(Entries from a dataset)
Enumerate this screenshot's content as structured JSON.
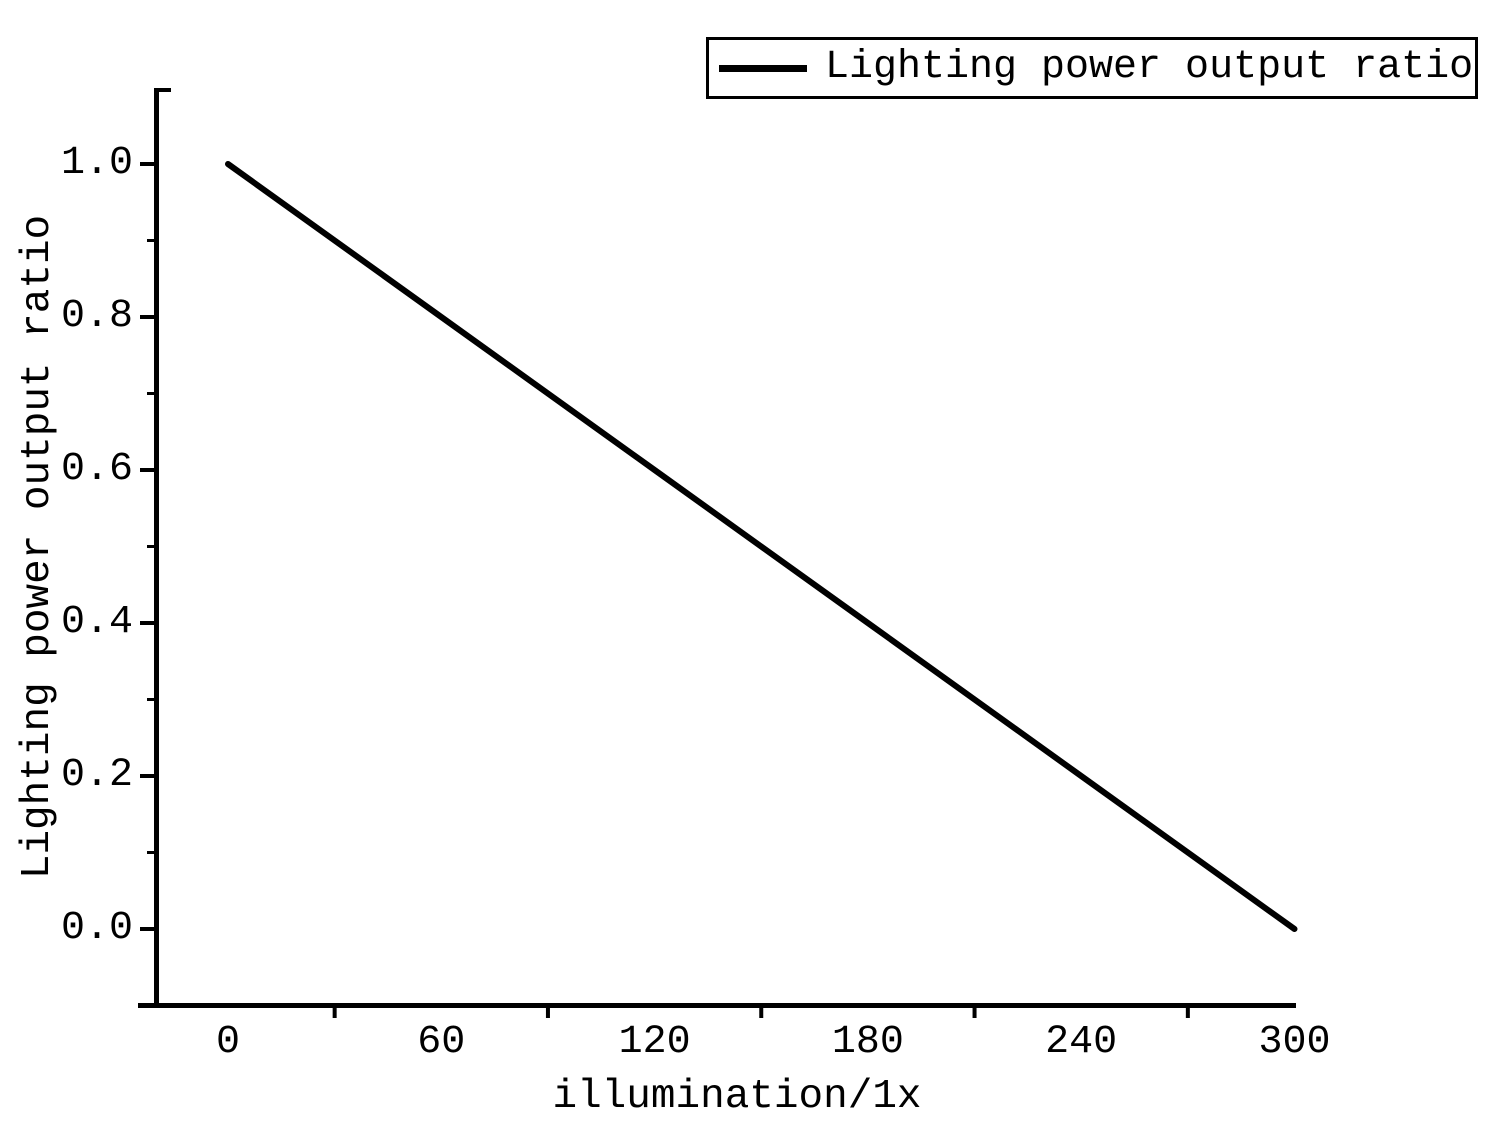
{
  "colors": {
    "foreground": "#000000",
    "background": "#ffffff"
  },
  "chart_data": {
    "type": "line",
    "title": "",
    "xlabel": "illumination/1x",
    "ylabel": "Lighting power output ratio",
    "legend_label": "Lighting power output ratio",
    "legend_position": "top-right",
    "grid": false,
    "xlim": [
      -20,
      300
    ],
    "ylim": [
      -0.1,
      1.1
    ],
    "x_ticks": {
      "values": [
        0,
        60,
        120,
        180,
        240,
        300
      ],
      "labels": [
        "0",
        "60",
        "120",
        "180",
        "240",
        "300"
      ],
      "minor_values": [
        30,
        90,
        150,
        210,
        270
      ]
    },
    "y_ticks": {
      "values": [
        0.0,
        0.2,
        0.4,
        0.6,
        0.8,
        1.0
      ],
      "labels": [
        "0.0",
        "0.2",
        "0.4",
        "0.6",
        "0.8",
        "1.0"
      ],
      "minor_values": [
        0.1,
        0.3,
        0.5,
        0.7,
        0.9
      ]
    },
    "series": [
      {
        "name": "Lighting power output ratio",
        "color": "#000000",
        "line_width": 6,
        "x": [
          0,
          60,
          120,
          180,
          240,
          300
        ],
        "y": [
          1.0,
          0.8,
          0.6,
          0.4,
          0.2,
          0.0
        ]
      }
    ]
  }
}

EXERCISE REQUIREMENTS: The material above holds pictures; copy everything else in it exactly.

RESULT OF THE EXERCISE:
Enumerate this screenshot's content as structured JSON.
{
  "colors": {
    "foreground": "#000000",
    "background": "#ffffff"
  },
  "chart_data": {
    "type": "line",
    "title": "",
    "xlabel": "illumination/1x",
    "ylabel": "Lighting power output ratio",
    "legend_label": "Lighting power output ratio",
    "legend_position": "top-right",
    "grid": false,
    "xlim": [
      -20,
      300
    ],
    "ylim": [
      -0.1,
      1.1
    ],
    "x_ticks": {
      "values": [
        0,
        60,
        120,
        180,
        240,
        300
      ],
      "labels": [
        "0",
        "60",
        "120",
        "180",
        "240",
        "300"
      ],
      "minor_values": [
        30,
        90,
        150,
        210,
        270
      ]
    },
    "y_ticks": {
      "values": [
        0.0,
        0.2,
        0.4,
        0.6,
        0.8,
        1.0
      ],
      "labels": [
        "0.0",
        "0.2",
        "0.4",
        "0.6",
        "0.8",
        "1.0"
      ],
      "minor_values": [
        0.1,
        0.3,
        0.5,
        0.7,
        0.9
      ]
    },
    "series": [
      {
        "name": "Lighting power output ratio",
        "color": "#000000",
        "line_width": 6,
        "x": [
          0,
          60,
          120,
          180,
          240,
          300
        ],
        "y": [
          1.0,
          0.8,
          0.6,
          0.4,
          0.2,
          0.0
        ]
      }
    ]
  }
}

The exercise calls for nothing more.